- Kutipan Dokumen -
+-------+

Pada tahun 1983, Presiden Amerika Serikat Ronald Reagan pernah mengusulkan gagasan yang lebih berbahaya daripada penggunaan senjata nuklir. Yaitu militerisasi ruang angkasa, dengan mengembangkan program yang kelak kita kenal dengan Strategic Defense Initiative (SDI). Gagasannya adalah, penggunaan sistem darat maupun ruang angkasa untuk melindungi AS dari senjata nuklir strategis balistik (rudal balistik antarbenua dan rudal balistik kapal selam).
Jika program pengembangan militerisasi angkasa luar tersebut berhasil diwujudkan, bisa dipastikan bahwa AS akan menjadi kekuatan militer paling superior di dunia. Oleh karena sejak SDI tersebut digunakan, praktis kekuatan senjata bermuatan nuklir seperti yang ada sekarang sama sekali tidak ada gunanya.
Untunglah, dalam Perjanjian Senjata Nuklir Jarak Menengah atau Intermediate Range Nuclear Forces (INF), program memiliterisasi angkasa luar lewat program SDI tersebut, batal dilanjutkan karena AS dan Uni Soviet pada Desember 1987 berhasil mencapai kesepakatan membatasi kepemilikan persenjataan nuklir jarak menengah pada tingkatan maksimum, dengan ditandatanganinya Perjanjian INF antara Presiden Reagan AS dan Mikhail Gorbachev.
Melalui INF Treaty tersebut, AS dan Rusia sepakat melarang seluruh rudal dan roket baik nuklir maupun non-nuklir, baik dengan jarak tempuh pendek maupun menegah. Dengan pengecualian yang tidak masuk dalam traktat ini, senjata yang diluncurkan dari laut. Bahkan pada periode 1988-1991, AS dan Rusia sepakat untuk menghancurkan sekitar 2700 roket, dan kedua negara sepakat untuk saling mengawasi terhadap instalasi rudal masing-masing negara.
Namun pada 1 Februari 2019 lalu, Presiden Donald Trump pada periode kepresidenannya yang pertama, secara sepihak telah membatalkan perjanjian tersebut. Tapi pembaca harus ingat bahwa pada 2002 Presiden George W. Bush, yang seperti halnya Trump sama-sama presiden yang dicalonkan partai republik, AS pun secara sepihak mengundurkan dari dari kesepakatan Traktat Anti-Rudal Balistik. Sehingga Presiden Rusia Vladimir Putin menganggap Traktat INF kehilangan relevansinya.
Karenanya dengan keputusan Presiden Trump secara sepihak membatalkan Perjanjian INF itu, dengan serta merta muncul kecurigaan kuat bahwa Trump punya agenda tersembunyi di balik pembatalan tersebut. Membaca jalan berpikir Trump maupun para klan politik berhaluan neo-koservatif menyusul pembatalan sepihak INF pada 2019 lalu, nampaknya semua kesepakatan yang dibuat pemerintahan sebelumnya, terutama terkait perjanjian pertahanan baik dengan sesama negara adikuasa maupun dengan negara yang dipandang sebagai ancaman seperti Iran, dinilai sebagai konsesi yang merugikan kepentingan strategis AS. Sehingga dianggap sebagai pertanda kelemahan di pihak Amerika.

+-------+

- Daftar Data -
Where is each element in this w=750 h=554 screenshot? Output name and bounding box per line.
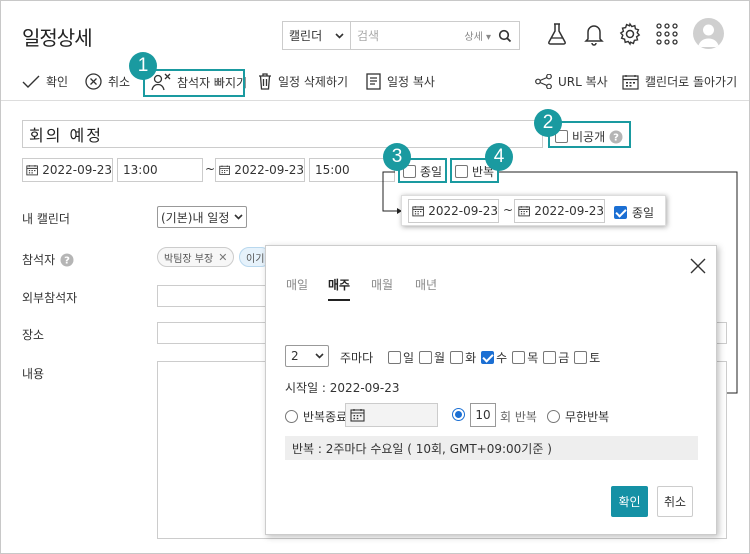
chevron-down-icon xyxy=(315,353,324,359)
attendee-name: 이기 xyxy=(246,253,265,265)
weekday-label: 수 xyxy=(496,351,508,365)
repeat-ok-button[interactable]: 확인 xyxy=(611,486,648,517)
repeat-count-value: 10 xyxy=(475,408,491,422)
weekday-checkbox[interactable] xyxy=(450,351,464,364)
interval-select[interactable]: 2 xyxy=(285,345,329,367)
end-option-infinite-label: 무한반복 xyxy=(565,410,610,424)
external-attendees-label: 외부참석자 xyxy=(22,291,78,305)
interval-unit: 주마다 xyxy=(340,351,374,365)
weekday-wed[interactable]: 수 xyxy=(481,349,507,366)
repeat-summary: 반복 : 2주마다 수요일 ( 10회, GMT+09:00기준 ) xyxy=(285,436,698,460)
chevron-down-icon xyxy=(234,214,243,220)
calendar-select[interactable]: (기본)내 일정 xyxy=(157,206,247,228)
weekday-sun[interactable]: 일 xyxy=(388,349,414,366)
close-icon[interactable] xyxy=(690,258,706,274)
event-detail-window: 일정상세 캘린더 검색 상세 ▾ 확인 취소 참석자 빠지기 일정 삭제하기 일… xyxy=(0,0,750,554)
weekday-fri[interactable]: 금 xyxy=(543,349,569,366)
tab-weekly[interactable]: 매주 xyxy=(328,276,350,293)
repeat-count-input[interactable]: 10 xyxy=(470,403,496,427)
weekday-checkbox[interactable] xyxy=(543,351,557,364)
weekday-label: 토 xyxy=(589,351,601,365)
preview-start-date-field[interactable]: 2022-09-23 xyxy=(408,199,499,223)
repeat-count-unit: 회 반복 xyxy=(500,410,537,424)
preview-allday-label: 종일 xyxy=(632,206,655,220)
active-tab-indicator xyxy=(328,299,350,301)
end-option-date-label: 반복종료 xyxy=(303,410,348,424)
end-option-count-radio[interactable] xyxy=(452,408,465,421)
end-option-date-radio[interactable] xyxy=(285,410,298,423)
end-date-picker[interactable] xyxy=(345,403,438,427)
weekday-selector: 일 월 화 수 목 금 토 xyxy=(388,349,600,366)
calendar-select-value: (기본)내 일정 xyxy=(161,210,230,225)
calendar-icon xyxy=(518,206,530,217)
preview-allday-checkbox[interactable]: 종일 xyxy=(614,204,654,221)
preview-start-date-value: 2022-09-23 xyxy=(428,204,498,218)
weekday-label: 금 xyxy=(558,351,570,365)
repeat-start-text: 시작일 : 2022-09-23 xyxy=(285,381,400,395)
repeat-cancel-button[interactable]: 취소 xyxy=(657,486,693,517)
external-attendees-input[interactable] xyxy=(157,285,267,307)
content-label: 내용 xyxy=(22,367,45,381)
weekday-thu[interactable]: 목 xyxy=(512,349,538,366)
repeat-settings-dialog: 매일 매주 매월 매년 2 주마다 일 월 화 수 목 금 토 시작일 : 20… xyxy=(265,245,717,535)
interval-value: 2 xyxy=(291,349,299,363)
attendee-tag[interactable]: 박팀장 부장 ✕ xyxy=(157,247,235,267)
end-option-infinite[interactable]: 무한반복 xyxy=(547,408,609,425)
weekday-checkbox[interactable] xyxy=(512,351,526,364)
weekday-tue[interactable]: 화 xyxy=(450,349,476,366)
help-icon[interactable]: ? xyxy=(60,253,74,267)
tab-monthly[interactable]: 매월 xyxy=(371,276,393,293)
allday-preview-panel: 2022-09-23 ~ 2022-09-23 종일 xyxy=(401,195,666,226)
tab-daily[interactable]: 매일 xyxy=(286,276,308,293)
weekday-sat[interactable]: 토 xyxy=(574,349,600,366)
weekday-checkbox[interactable] xyxy=(388,351,401,364)
weekday-label: 목 xyxy=(527,351,539,365)
weekday-label: 일 xyxy=(403,351,415,365)
attendee-name: 박팀장 부장 xyxy=(164,253,214,265)
remove-attendee-icon[interactable]: ✕ xyxy=(218,251,227,264)
weekday-checkbox[interactable] xyxy=(574,351,588,364)
end-option-count-radio-dot[interactable] xyxy=(452,408,465,421)
attendees-label-group: 참석자 ? xyxy=(22,251,74,268)
preview-end-date-value: 2022-09-23 xyxy=(534,204,604,218)
preview-range-separator: ~ xyxy=(503,203,514,217)
svg-text:?: ? xyxy=(64,255,70,266)
calendar-icon xyxy=(412,206,424,217)
weekday-checkbox[interactable] xyxy=(481,351,495,364)
calendar-label: 내 캘린더 xyxy=(22,212,70,226)
location-label: 장소 xyxy=(22,328,45,342)
weekday-checkbox[interactable] xyxy=(419,351,433,364)
calendar-icon xyxy=(350,409,365,422)
end-option-date[interactable]: 반복종료 xyxy=(285,408,347,425)
end-option-infinite-radio[interactable] xyxy=(547,410,560,423)
weekday-label: 화 xyxy=(465,351,477,365)
attendees-label: 참석자 xyxy=(22,253,56,267)
weekday-mon[interactable]: 월 xyxy=(419,349,445,366)
preview-end-date-field[interactable]: 2022-09-23 xyxy=(514,199,605,223)
preview-allday-checkbox-box[interactable] xyxy=(614,206,627,219)
weekday-label: 월 xyxy=(434,351,446,365)
tab-yearly[interactable]: 매년 xyxy=(415,276,437,293)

+-------+

- Tujuan Tugas 1 -
Terjemahkan ke dalam bahasa Inggris kalimat berikut dari kutipan dokumen tentang SDI dan Perjanjian INF: "Jika program pengembangan militerisasi angkasa luar tersebut berhasil diwujudkan, bisa dipastikan bahwa AS akan menjadi kekuatan militer paling superior di dunia."
- Tujuan Tugas 2 -
Ketik ulang tanpa perubahan apa pun bagian kutipan dokumen tentang SDI dan Perjanjian INF mulai dari "Untunglah, dalam Perjanjian" hingga dan termasuk "dan Mikhail Gorbachev.".
- Tujuan Tugas 3 -
Lanjutkan tulisan tentang SDI dan Perjanjian INF di atas, dimulai tepat setelah kalimat terakhirnya.

- Jawaban Tertulis 1 -
If the program to develop the militarization of outer space were successfully realized, it is certain that the US would become the most superior military power in the world.

- Jawaban Tertulis 2 -
Untunglah, dalam Perjanjian Senjata Nuklir Jarak Menengah atau Intermediate Range Nuclear Forces (INF), program memiliterisasi angkasa luar lewat program SDI tersebut, batal dilanjutkan karena AS dan Uni Soviet pada Desember 1987 berhasil mencapai kesepakatan membatasi kepemilikan persenjataan nuklir jarak menengah pada tingkatan maksimum, dengan ditandatanganinya Perjanjian INF antara Presiden Reagan AS dan Mikhail Gorbachev.

- Jawaban Tertulis 3 -
Maka itu, para jenderal di Pentagon begitu Trump berkuasa, meerilis National Defense Posture, menegaskan kembalinya situasi seperti di era Perang Dingin, dan menegaskan pula bahwa Rusia dan Cina sebagai musuh utama Amerika.
Dengan tidak lagi berkomitmen pada Perjanjian INF 1987 maupun Traktat Anti-Rudal Balistik the Anti-Ballistic Missile Treaty (ABM Treaty), Wahington nampaknya kali inipun bermaksud mengembangkan persenjataan strategis yang berskala lebih agresif daripada sebelumnya.
Jika semangat Perjanjian INF Reagan-Gorbachev pada 1987 salah satu pertimbangannya adalah untuk mencegah terwujudnya SDI, apakah sekarang Trump juga bermaksud menghidupkan kembali program militerisasi ruang angkasa ala SDI?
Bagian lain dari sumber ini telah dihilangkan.